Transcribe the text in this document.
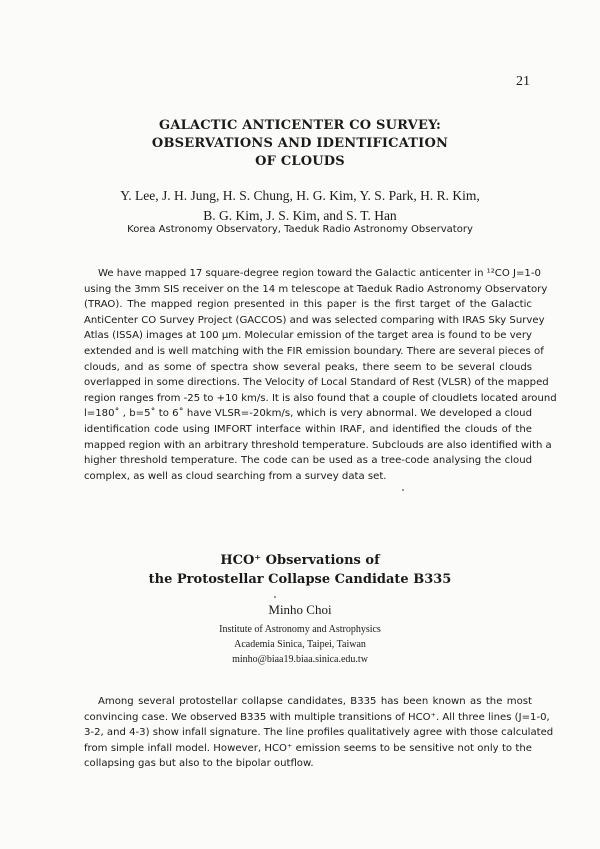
21
GALACTIC ANTICENTER CO SURVEY:
OBSERVATIONS AND IDENTIFICATION
OF CLOUDS
Y. Lee, J. H. Jung, H. S. Chung, H. G. Kim, Y. S. Park, H. R. Kim,
B. G. Kim, J. S. Kim, and S. T. Han
Korea Astronomy Observatory, Taeduk Radio Astronomy Observatory
We have mapped 17 square-degree region toward the Galactic anticenter in ¹²CO J=1-0
using the 3mm SIS receiver on the 14 m telescope at Taeduk Radio Astronomy Observatory
(TRAO). The mapped region presented in this paper is the first target of the Galactic
AntiCenter CO Survey Project (GACCOS) and was selected comparing with IRAS Sky Survey
Atlas (ISSA) images at 100 μm. Molecular emission of the target area is found to be very
extended and is well matching with the FIR emission boundary. There are several pieces of
clouds, and as some of spectra show several peaks, there seem to be several clouds
overlapped in some directions. The Velocity of Local Standard of Rest (VLSR) of the mapped
region ranges from -25 to +10 km/s. It is also found that a couple of cloudlets located around
l=180˚ , b=5˚ to 6˚ have VLSR=-20km/s, which is very abnormal. We developed a cloud
identification code using IMFORT interface within IRAF, and identified the clouds of the
mapped region with an arbitrary threshold temperature. Subclouds are also identified with a
higher threshold temperature. The code can be used as a tree-code analysing the cloud
complex, as well as cloud searching from a survey data set.
HCO⁺ Observations of
the Protostellar Collapse Candidate B335
Minho Choi
Institute of Astronomy and Astrophysics
Academia Sinica, Taipei, Taiwan
minho@biaa19.biaa.sinica.edu.tw
Among several protostellar collapse candidates, B335 has been known as the most
convincing case. We observed B335 with multiple transitions of HCO⁺. All three lines (J=1-0,
3-2, and 4-3) show infall signature. The line profiles qualitatively agree with those calculated
from simple infall model. However, HCO⁺ emission seems to be sensitive not only to the
collapsing gas but also to the bipolar outflow.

☆ ☆ ☆

All the material shown above is to be copied exactly, with no pictures carried over.

Complete output:
Transcribe the text in this document.
21
GALACTIC ANTICENTER CO SURVEY:
OBSERVATIONS AND IDENTIFICATION
OF CLOUDS
Y. Lee, J. H. Jung, H. S. Chung, H. G. Kim, Y. S. Park, H. R. Kim,
B. G. Kim, J. S. Kim, and S. T. Han
Korea Astronomy Observatory, Taeduk Radio Astronomy Observatory
We have mapped 17 square-degree region toward the Galactic anticenter in ¹²CO J=1-0
using the 3mm SIS receiver on the 14 m telescope at Taeduk Radio Astronomy Observatory
(TRAO). The mapped region presented in this paper is the first target of the Galactic
AntiCenter CO Survey Project (GACCOS) and was selected comparing with IRAS Sky Survey
Atlas (ISSA) images at 100 μm. Molecular emission of the target area is found to be very
extended and is well matching with the FIR emission boundary. There are several pieces of
clouds, and as some of spectra show several peaks, there seem to be several clouds
overlapped in some directions. The Velocity of Local Standard of Rest (VLSR) of the mapped
region ranges from -25 to +10 km/s. It is also found that a couple of cloudlets located around
l=180˚ , b=5˚ to 6˚ have VLSR=-20km/s, which is very abnormal. We developed a cloud
identification code using IMFORT interface within IRAF, and identified the clouds of the
mapped region with an arbitrary threshold temperature. Subclouds are also identified with a
higher threshold temperature. The code can be used as a tree-code analysing the cloud
complex, as well as cloud searching from a survey data set.
HCO⁺ Observations of
the Protostellar Collapse Candidate B335
Minho Choi
Institute of Astronomy and Astrophysics
Academia Sinica, Taipei, Taiwan
minho@biaa19.biaa.sinica.edu.tw
Among several protostellar collapse candidates, B335 has been known as the most
convincing case. We observed B335 with multiple transitions of HCO⁺. All three lines (J=1-0,
3-2, and 4-3) show infall signature. The line profiles qualitatively agree with those calculated
from simple infall model. However, HCO⁺ emission seems to be sensitive not only to the
collapsing gas but also to the bipolar outflow.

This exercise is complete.